▶ _HOW TO COMPLETE THIS TASK_
Only lines with the word "Medical" belong in the answer; copy them from the records below.

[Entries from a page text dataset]
►

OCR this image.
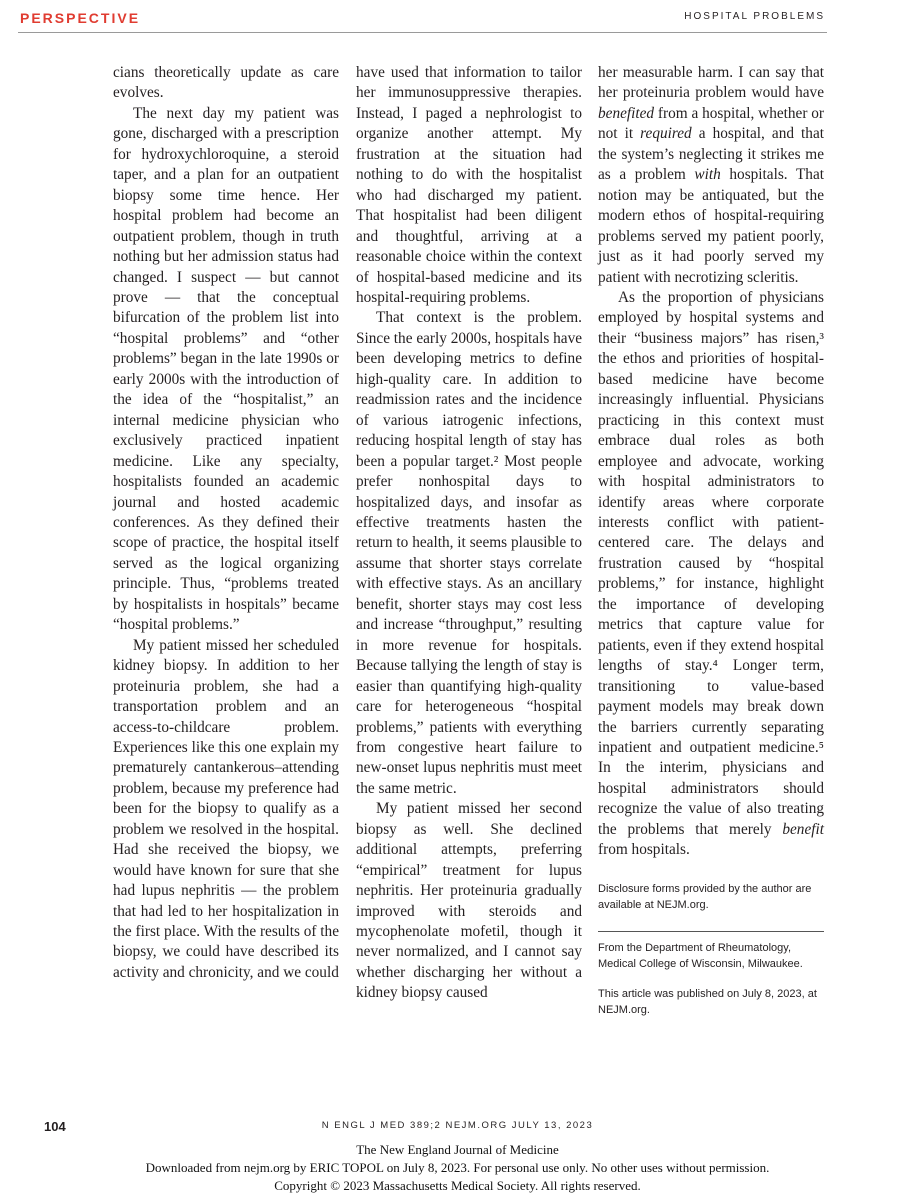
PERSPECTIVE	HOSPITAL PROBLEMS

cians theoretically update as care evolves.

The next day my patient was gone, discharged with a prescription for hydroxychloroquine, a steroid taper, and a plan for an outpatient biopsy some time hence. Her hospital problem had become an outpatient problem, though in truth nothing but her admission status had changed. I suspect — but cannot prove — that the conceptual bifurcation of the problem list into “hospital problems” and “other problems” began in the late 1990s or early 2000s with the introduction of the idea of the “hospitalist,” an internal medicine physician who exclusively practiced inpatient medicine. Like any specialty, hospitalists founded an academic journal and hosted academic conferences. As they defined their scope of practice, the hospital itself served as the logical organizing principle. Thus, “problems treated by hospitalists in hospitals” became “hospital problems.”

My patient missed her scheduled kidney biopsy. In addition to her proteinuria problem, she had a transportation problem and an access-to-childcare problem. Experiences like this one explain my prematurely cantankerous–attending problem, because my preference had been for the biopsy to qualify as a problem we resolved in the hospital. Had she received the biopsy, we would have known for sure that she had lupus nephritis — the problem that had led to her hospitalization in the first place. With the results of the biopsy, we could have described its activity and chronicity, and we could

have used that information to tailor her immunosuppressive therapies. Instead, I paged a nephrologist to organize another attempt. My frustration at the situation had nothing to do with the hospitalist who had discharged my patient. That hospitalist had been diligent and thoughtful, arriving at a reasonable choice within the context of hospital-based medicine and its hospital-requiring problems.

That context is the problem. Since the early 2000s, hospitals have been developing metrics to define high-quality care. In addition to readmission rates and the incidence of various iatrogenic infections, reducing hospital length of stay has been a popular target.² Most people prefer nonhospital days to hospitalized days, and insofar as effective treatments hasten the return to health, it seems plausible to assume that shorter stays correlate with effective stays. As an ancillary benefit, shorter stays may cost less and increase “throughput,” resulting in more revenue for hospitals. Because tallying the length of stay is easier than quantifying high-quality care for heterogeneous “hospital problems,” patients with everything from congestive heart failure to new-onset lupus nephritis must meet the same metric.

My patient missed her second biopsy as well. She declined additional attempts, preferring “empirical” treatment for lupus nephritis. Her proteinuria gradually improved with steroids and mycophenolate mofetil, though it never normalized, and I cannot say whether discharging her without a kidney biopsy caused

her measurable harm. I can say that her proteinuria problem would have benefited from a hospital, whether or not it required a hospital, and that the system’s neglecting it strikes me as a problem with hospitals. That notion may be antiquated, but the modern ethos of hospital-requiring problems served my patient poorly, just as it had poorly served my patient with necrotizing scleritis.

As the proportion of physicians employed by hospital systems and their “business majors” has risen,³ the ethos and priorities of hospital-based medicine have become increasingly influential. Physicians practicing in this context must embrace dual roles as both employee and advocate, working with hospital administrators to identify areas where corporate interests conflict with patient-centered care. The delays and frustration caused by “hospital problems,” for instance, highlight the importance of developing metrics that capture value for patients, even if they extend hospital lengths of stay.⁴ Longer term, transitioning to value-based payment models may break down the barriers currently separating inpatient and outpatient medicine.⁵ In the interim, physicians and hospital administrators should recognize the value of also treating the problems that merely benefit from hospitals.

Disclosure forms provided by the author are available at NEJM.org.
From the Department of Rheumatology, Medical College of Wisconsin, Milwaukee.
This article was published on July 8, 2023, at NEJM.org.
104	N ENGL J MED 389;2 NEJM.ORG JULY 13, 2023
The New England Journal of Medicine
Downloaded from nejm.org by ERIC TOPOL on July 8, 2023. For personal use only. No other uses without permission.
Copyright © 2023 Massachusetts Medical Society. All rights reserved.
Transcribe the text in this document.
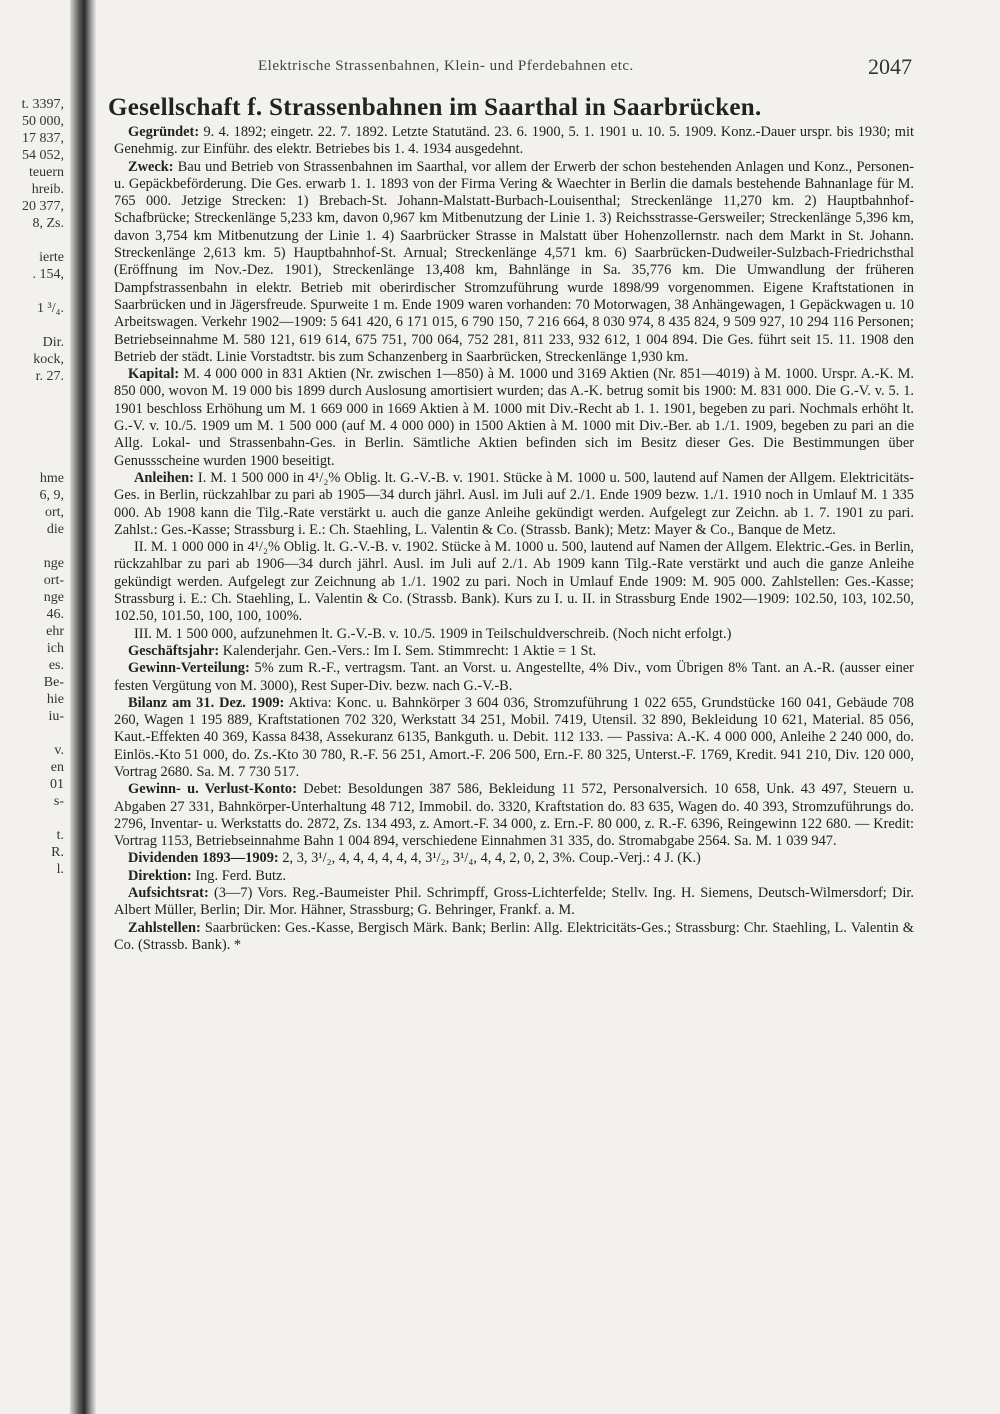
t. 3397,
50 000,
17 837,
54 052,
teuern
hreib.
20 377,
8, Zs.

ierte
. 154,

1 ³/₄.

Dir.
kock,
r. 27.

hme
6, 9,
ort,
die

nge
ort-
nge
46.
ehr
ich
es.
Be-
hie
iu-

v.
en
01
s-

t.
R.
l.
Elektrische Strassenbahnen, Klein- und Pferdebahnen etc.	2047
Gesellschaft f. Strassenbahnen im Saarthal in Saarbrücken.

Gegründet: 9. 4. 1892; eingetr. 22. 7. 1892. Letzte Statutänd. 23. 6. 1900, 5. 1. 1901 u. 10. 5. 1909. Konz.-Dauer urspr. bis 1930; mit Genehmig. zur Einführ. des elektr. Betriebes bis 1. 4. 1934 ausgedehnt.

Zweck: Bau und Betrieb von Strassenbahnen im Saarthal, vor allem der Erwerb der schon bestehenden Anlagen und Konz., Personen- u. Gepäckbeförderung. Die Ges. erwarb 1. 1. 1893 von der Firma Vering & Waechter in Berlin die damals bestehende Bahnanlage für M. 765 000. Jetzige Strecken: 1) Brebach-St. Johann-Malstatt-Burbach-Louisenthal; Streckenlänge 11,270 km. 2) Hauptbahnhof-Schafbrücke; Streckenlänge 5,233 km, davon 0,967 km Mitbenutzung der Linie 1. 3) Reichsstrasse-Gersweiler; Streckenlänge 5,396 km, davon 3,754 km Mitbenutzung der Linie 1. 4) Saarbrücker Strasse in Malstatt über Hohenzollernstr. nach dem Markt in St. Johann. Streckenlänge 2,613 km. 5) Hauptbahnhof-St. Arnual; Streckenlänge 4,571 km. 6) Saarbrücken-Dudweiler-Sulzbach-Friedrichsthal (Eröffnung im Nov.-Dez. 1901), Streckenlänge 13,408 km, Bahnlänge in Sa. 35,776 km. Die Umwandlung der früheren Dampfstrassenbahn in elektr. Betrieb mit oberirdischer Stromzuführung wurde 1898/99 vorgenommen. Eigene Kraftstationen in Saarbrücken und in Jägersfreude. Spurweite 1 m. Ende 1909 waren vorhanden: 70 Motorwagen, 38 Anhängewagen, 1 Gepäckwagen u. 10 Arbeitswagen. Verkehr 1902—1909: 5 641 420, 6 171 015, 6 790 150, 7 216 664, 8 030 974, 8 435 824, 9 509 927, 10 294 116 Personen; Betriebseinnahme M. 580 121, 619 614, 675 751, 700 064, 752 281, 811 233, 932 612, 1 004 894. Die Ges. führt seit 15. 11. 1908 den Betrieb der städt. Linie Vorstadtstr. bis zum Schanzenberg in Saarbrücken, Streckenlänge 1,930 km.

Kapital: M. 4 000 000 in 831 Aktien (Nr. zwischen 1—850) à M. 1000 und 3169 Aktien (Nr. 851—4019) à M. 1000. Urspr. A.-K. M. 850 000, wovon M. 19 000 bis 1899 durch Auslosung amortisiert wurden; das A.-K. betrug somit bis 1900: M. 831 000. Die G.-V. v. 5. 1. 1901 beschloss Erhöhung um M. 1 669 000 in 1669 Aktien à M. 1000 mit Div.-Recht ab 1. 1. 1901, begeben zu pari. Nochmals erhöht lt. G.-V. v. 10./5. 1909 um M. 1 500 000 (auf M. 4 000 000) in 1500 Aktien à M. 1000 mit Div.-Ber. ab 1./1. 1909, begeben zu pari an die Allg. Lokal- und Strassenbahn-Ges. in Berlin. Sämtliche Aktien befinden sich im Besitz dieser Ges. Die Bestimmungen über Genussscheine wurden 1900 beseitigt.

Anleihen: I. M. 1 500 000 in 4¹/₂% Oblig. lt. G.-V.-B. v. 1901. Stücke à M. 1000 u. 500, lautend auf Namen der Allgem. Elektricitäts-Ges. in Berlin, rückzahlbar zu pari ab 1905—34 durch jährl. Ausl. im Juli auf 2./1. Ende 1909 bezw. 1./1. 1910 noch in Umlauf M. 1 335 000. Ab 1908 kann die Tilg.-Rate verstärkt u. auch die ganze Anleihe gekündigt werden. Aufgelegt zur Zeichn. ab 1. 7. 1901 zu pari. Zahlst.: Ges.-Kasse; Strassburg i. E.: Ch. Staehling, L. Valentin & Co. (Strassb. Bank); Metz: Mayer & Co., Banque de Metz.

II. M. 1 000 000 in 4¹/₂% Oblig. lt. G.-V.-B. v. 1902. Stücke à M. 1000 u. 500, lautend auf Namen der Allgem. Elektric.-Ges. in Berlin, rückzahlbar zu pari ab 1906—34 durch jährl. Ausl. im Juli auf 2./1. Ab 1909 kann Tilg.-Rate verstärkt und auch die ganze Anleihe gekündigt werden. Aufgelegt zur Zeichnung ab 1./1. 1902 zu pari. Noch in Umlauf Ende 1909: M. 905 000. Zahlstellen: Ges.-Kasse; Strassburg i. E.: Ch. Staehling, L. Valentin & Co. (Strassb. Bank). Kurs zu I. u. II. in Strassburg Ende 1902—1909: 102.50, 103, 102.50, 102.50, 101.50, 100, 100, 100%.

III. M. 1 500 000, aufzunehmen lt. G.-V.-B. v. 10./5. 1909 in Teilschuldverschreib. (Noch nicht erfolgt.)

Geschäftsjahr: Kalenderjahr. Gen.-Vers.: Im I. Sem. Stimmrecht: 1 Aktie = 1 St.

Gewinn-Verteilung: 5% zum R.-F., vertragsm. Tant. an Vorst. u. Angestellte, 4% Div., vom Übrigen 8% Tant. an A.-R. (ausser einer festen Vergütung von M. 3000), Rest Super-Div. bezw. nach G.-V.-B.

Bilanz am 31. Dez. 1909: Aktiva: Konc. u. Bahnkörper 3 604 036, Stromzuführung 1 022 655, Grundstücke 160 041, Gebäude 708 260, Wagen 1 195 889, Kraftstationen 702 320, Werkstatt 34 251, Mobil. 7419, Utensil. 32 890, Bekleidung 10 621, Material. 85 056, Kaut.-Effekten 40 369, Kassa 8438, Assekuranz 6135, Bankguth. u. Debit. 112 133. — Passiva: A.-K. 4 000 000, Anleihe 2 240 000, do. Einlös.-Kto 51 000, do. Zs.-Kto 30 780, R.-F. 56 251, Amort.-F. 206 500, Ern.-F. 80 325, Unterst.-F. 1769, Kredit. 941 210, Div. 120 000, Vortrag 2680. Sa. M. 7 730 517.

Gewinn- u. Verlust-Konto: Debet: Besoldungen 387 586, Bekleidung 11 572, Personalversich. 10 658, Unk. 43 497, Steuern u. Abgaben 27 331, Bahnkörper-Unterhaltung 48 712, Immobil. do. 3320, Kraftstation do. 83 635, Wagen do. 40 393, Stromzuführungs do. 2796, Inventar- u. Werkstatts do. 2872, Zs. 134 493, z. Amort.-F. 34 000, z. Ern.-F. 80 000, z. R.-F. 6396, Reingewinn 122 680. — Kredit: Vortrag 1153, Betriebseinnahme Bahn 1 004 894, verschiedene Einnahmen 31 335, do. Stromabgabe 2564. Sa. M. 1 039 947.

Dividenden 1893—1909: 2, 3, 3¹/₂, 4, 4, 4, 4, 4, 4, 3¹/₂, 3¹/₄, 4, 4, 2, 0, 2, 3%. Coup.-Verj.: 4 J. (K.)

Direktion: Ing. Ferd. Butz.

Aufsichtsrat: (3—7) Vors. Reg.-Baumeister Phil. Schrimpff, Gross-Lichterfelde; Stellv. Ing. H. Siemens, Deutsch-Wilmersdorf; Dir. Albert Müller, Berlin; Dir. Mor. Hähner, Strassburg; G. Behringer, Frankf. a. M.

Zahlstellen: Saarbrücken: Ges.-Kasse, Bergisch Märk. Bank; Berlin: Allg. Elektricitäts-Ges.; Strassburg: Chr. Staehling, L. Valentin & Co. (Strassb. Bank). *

◄

▶ _EXERCISE RESPONSE_
From the Department of Rheumatology, Medical College of Wisconsin, Milwaukee.
Copyright © 2023 Massachusetts Medical Society. All rights reserved.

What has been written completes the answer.